*What is required:* Images embedded in the records are excluded; print everything else exactly as given.

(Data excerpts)
[BEGIN]

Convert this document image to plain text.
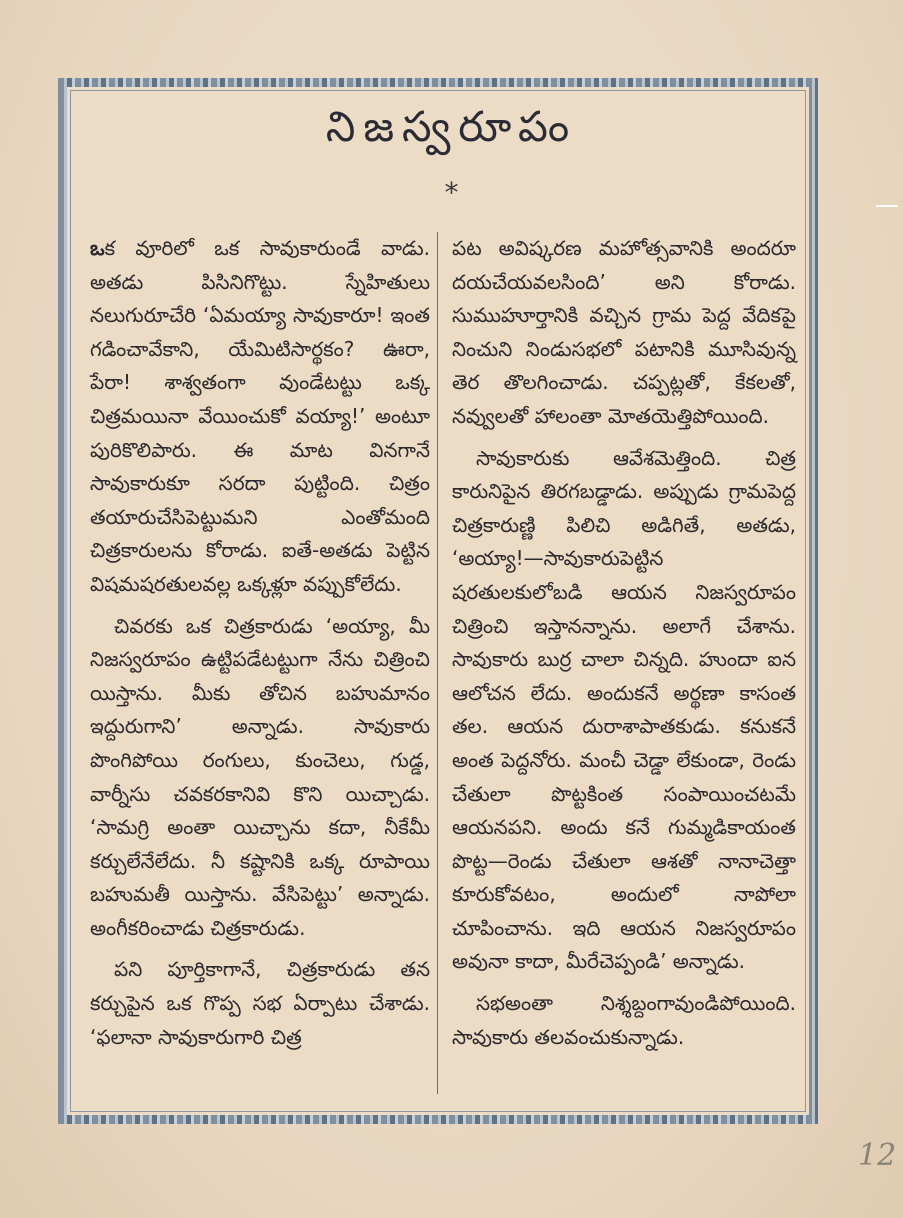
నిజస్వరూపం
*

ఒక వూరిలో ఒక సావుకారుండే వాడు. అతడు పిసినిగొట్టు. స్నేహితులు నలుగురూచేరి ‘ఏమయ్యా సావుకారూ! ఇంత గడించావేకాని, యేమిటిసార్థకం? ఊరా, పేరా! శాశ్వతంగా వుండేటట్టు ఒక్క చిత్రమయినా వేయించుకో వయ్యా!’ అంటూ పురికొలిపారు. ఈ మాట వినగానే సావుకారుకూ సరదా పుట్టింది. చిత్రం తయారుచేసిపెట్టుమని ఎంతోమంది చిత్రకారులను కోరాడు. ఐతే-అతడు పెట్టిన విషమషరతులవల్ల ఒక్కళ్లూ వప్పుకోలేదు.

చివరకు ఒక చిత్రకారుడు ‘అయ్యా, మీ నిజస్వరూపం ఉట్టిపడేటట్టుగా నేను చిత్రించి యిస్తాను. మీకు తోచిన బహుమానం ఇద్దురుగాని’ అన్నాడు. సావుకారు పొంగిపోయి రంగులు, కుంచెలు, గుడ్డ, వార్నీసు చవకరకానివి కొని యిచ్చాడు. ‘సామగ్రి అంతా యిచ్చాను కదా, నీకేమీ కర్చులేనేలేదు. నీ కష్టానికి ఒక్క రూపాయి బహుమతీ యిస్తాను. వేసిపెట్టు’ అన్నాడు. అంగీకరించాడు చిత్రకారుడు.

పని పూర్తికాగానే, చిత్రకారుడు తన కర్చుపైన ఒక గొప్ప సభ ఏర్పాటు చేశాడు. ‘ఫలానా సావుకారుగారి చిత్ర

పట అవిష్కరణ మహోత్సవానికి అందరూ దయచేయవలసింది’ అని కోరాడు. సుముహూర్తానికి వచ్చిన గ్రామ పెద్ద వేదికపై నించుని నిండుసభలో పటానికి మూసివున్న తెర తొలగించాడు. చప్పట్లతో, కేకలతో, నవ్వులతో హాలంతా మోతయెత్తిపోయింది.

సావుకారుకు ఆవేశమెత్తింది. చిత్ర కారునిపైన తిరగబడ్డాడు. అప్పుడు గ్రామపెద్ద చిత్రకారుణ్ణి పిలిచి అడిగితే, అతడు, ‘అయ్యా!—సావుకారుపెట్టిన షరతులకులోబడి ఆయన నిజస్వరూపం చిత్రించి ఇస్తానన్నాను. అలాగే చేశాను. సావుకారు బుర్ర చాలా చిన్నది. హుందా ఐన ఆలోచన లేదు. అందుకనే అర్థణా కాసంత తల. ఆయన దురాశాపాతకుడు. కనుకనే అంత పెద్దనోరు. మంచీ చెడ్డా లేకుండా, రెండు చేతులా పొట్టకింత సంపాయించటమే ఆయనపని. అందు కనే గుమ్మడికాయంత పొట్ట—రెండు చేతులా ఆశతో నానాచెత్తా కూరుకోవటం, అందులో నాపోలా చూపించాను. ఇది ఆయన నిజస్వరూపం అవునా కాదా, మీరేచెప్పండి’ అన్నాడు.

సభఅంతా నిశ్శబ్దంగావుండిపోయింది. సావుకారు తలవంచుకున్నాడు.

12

[END]

*Reply to the exercise:*
Convert this document image to plain text.
నిజస్వరూపం
*

ఒక వూరిలో ఒక సావుకారుండే వాడు. అతడు పిసినిగొట్టు. స్నేహితులు నలుగురూచేరి ‘ఏమయ్యా సావుకారూ! ఇంత గడించావేకాని, యేమిటిసార్థకం? ఊరా, పేరా! శాశ్వతంగా వుండేటట్టు ఒక్క చిత్రమయినా వేయించుకో వయ్యా!’ అంటూ పురికొలిపారు. ఈ మాట వినగానే సావుకారుకూ సరదా పుట్టింది. చిత్రం తయారుచేసిపెట్టుమని ఎంతోమంది చిత్రకారులను కోరాడు. ఐతే-అతడు పెట్టిన విషమషరతులవల్ల ఒక్కళ్లూ వప్పుకోలేదు.

చివరకు ఒక చిత్రకారుడు ‘అయ్యా, మీ నిజస్వరూపం ఉట్టిపడేటట్టుగా నేను చిత్రించి యిస్తాను. మీకు తోచిన బహుమానం ఇద్దురుగాని’ అన్నాడు. సావుకారు పొంగిపోయి రంగులు, కుంచెలు, గుడ్డ, వార్నీసు చవకరకానివి కొని యిచ్చాడు. ‘సామగ్రి అంతా యిచ్చాను కదా, నీకేమీ కర్చులేనేలేదు. నీ కష్టానికి ఒక్క రూపాయి బహుమతీ యిస్తాను. వేసిపెట్టు’ అన్నాడు. అంగీకరించాడు చిత్రకారుడు.

పని పూర్తికాగానే, చిత్రకారుడు తన కర్చుపైన ఒక గొప్ప సభ ఏర్పాటు చేశాడు. ‘ఫలానా సావుకారుగారి చిత్ర

పట అవిష్కరణ మహోత్సవానికి అందరూ దయచేయవలసింది’ అని కోరాడు. సుముహూర్తానికి వచ్చిన గ్రామ పెద్ద వేదికపై నించుని నిండుసభలో పటానికి మూసివున్న తెర తొలగించాడు. చప్పట్లతో, కేకలతో, నవ్వులతో హాలంతా మోతయెత్తిపోయింది.

సావుకారుకు ఆవేశమెత్తింది. చిత్ర కారునిపైన తిరగబడ్డాడు. అప్పుడు గ్రామపెద్ద చిత్రకారుణ్ణి పిలిచి అడిగితే, అతడు, ‘అయ్యా!—సావుకారుపెట్టిన షరతులకులోబడి ఆయన నిజస్వరూపం చిత్రించి ఇస్తానన్నాను. అలాగే చేశాను. సావుకారు బుర్ర చాలా చిన్నది. హుందా ఐన ఆలోచన లేదు. అందుకనే అర్థణా కాసంత తల. ఆయన దురాశాపాతకుడు. కనుకనే అంత పెద్దనోరు. మంచీ చెడ్డా లేకుండా, రెండు చేతులా పొట్టకింత సంపాయించటమే ఆయనపని. అందు కనే గుమ్మడికాయంత పొట్ట—రెండు చేతులా ఆశతో నానాచెత్తా కూరుకోవటం, అందులో నాపోలా చూపించాను. ఇది ఆయన నిజస్వరూపం అవునా కాదా, మీరేచెప్పండి’ అన్నాడు.

సభఅంతా నిశ్శబ్దంగావుండిపోయింది. సావుకారు తలవంచుకున్నాడు.

12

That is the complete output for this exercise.